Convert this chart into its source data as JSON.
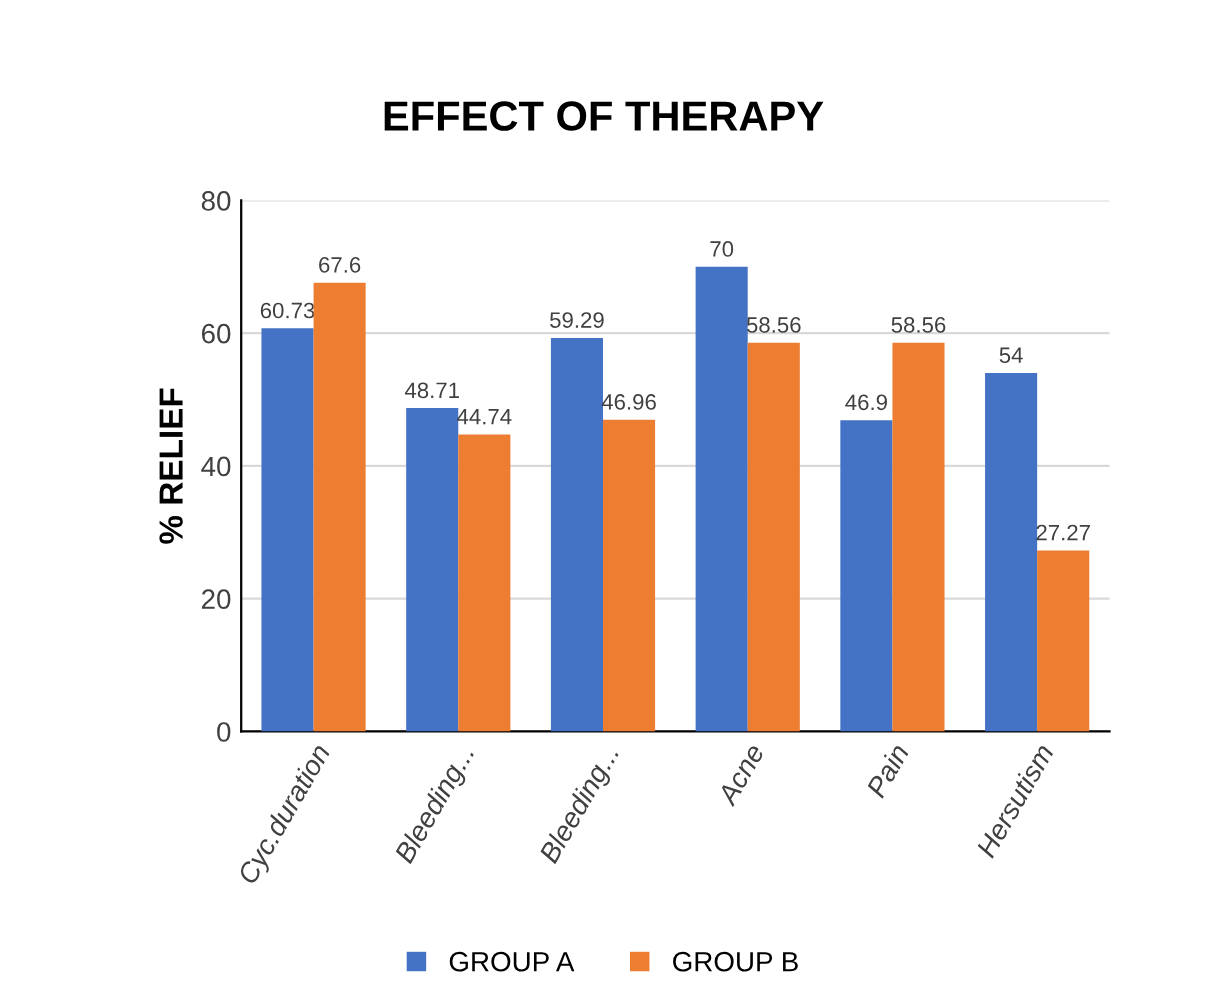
{
  "chart_data": {
    "type": "bar",
    "title": "EFFECT OF THERAPY",
    "ylabel": "% RELIEF",
    "categories": [
      "Cyc.duration",
      "Bleeding...",
      "Bleeding...",
      "Acne",
      "Pain",
      "Hersutism"
    ],
    "series": [
      {
        "name": "GROUP A",
        "color": "#4472c4",
        "values": [
          60.73,
          48.71,
          59.29,
          70,
          46.9,
          54
        ]
      },
      {
        "name": "GROUP B",
        "color": "#ed7d31",
        "values": [
          67.6,
          44.74,
          46.96,
          58.56,
          58.56,
          27.27
        ]
      }
    ],
    "ylim": [
      0,
      80
    ],
    "yticks": [
      0,
      20,
      40,
      60,
      80
    ],
    "grid": "y",
    "legend": "bottom",
    "data_labels": true
  }
}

• [What needs to be done] Each entry gets copied exactly; the pictures stay out.

• [Exercise solution]
Convert this chart into its source data as JSON.
{
  "chart_data": {
    "type": "bar",
    "title": "EFFECT OF THERAPY",
    "ylabel": "% RELIEF",
    "categories": [
      "Cyc.duration",
      "Bleeding...",
      "Bleeding...",
      "Acne",
      "Pain",
      "Hersutism"
    ],
    "series": [
      {
        "name": "GROUP A",
        "color": "#4472c4",
        "values": [
          60.73,
          48.71,
          59.29,
          70,
          46.9,
          54
        ]
      },
      {
        "name": "GROUP B",
        "color": "#ed7d31",
        "values": [
          67.6,
          44.74,
          46.96,
          58.56,
          58.56,
          27.27
        ]
      }
    ],
    "ylim": [
      0,
      80
    ],
    "yticks": [
      0,
      20,
      40,
      60,
      80
    ],
    "grid": "y",
    "legend": "bottom",
    "data_labels": true
  }
}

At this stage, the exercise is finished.